- EXERCISE AIM -
Select every line holding the word "style" and copy it.

***

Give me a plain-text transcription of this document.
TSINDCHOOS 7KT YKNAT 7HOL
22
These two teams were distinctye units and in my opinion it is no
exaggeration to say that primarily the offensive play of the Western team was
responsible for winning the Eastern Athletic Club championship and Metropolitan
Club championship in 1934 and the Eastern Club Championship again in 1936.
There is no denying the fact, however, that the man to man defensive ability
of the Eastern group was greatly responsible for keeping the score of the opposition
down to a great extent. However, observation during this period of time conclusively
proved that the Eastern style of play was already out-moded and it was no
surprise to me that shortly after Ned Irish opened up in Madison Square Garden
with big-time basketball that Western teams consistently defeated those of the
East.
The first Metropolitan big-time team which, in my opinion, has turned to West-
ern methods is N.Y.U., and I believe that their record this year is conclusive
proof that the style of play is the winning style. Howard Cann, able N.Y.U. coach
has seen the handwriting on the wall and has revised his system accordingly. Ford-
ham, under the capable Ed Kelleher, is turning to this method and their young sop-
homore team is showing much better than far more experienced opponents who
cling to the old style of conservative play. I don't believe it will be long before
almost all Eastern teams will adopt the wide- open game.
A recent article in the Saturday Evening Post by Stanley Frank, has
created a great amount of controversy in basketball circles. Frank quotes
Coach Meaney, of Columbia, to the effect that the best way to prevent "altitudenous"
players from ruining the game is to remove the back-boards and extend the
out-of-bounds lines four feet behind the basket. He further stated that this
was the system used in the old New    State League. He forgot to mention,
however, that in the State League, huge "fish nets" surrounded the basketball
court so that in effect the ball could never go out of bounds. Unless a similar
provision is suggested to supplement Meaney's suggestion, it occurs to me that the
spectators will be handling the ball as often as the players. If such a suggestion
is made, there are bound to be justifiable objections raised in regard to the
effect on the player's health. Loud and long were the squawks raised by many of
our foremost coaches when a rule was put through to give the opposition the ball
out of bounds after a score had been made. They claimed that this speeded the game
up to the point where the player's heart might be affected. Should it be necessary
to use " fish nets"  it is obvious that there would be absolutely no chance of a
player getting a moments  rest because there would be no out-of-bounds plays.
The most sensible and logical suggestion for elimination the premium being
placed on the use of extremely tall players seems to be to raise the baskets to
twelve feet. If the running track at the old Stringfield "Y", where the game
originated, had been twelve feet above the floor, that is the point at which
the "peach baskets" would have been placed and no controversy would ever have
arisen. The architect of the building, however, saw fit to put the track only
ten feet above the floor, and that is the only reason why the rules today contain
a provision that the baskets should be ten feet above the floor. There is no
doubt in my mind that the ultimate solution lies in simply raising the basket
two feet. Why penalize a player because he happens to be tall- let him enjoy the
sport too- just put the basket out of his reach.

***

- RESPONSE TO THIS TASK -
proved that the Eastern style of play was already out-moded and it was no
proof that the style of play is the winning style. Howard Cann, able N.Y.U. coach
cling to the old style of conservative play. I don't believe it will be long before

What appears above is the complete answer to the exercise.